## start INFORMATION SUPPLIED

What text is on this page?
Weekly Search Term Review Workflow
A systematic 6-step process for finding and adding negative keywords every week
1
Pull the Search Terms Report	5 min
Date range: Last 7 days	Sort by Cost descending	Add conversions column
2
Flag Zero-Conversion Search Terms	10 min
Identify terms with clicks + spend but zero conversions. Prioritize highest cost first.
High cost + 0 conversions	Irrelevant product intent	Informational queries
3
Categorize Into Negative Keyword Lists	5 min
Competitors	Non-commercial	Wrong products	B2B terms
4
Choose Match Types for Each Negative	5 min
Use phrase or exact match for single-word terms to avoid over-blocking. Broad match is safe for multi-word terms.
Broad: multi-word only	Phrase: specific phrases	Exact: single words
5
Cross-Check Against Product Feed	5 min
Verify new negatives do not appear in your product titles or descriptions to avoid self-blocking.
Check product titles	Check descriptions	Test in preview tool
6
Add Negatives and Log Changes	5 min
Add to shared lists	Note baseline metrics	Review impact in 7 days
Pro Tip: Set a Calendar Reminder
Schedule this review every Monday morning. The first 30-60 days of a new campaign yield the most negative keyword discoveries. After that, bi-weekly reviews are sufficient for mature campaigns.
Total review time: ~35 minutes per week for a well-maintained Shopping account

## end INFORMATION SUPPLIED

Repeat the data above, word for word.

What text is on this page?
Weekly Search Term Review Workflow
A systematic 6-step process for finding and adding negative keywords every week
1
Pull the Search Terms Report	5 min
Date range: Last 7 days	Sort by Cost descending	Add conversions column
2
Flag Zero-Conversion Search Terms	10 min
Identify terms with clicks + spend but zero conversions. Prioritize highest cost first.
High cost + 0 conversions	Irrelevant product intent	Informational queries
3
Categorize Into Negative Keyword Lists	5 min
Competitors	Non-commercial	Wrong products	B2B terms
4
Choose Match Types for Each Negative	5 min
Use phrase or exact match for single-word terms to avoid over-blocking. Broad match is safe for multi-word terms.
Broad: multi-word only	Phrase: specific phrases	Exact: single words
5
Cross-Check Against Product Feed	5 min
Verify new negatives do not appear in your product titles or descriptions to avoid self-blocking.
Check product titles	Check descriptions	Test in preview tool
6
Add Negatives and Log Changes	5 min
Add to shared lists	Note baseline metrics	Review impact in 7 days
Pro Tip: Set a Calendar Reminder
Schedule this review every Monday morning. The first 30-60 days of a new campaign yield the most negative keyword discoveries. After that, bi-weekly reviews are sufficient for mature campaigns.
Total review time: ~35 minutes per week for a well-maintained Shopping account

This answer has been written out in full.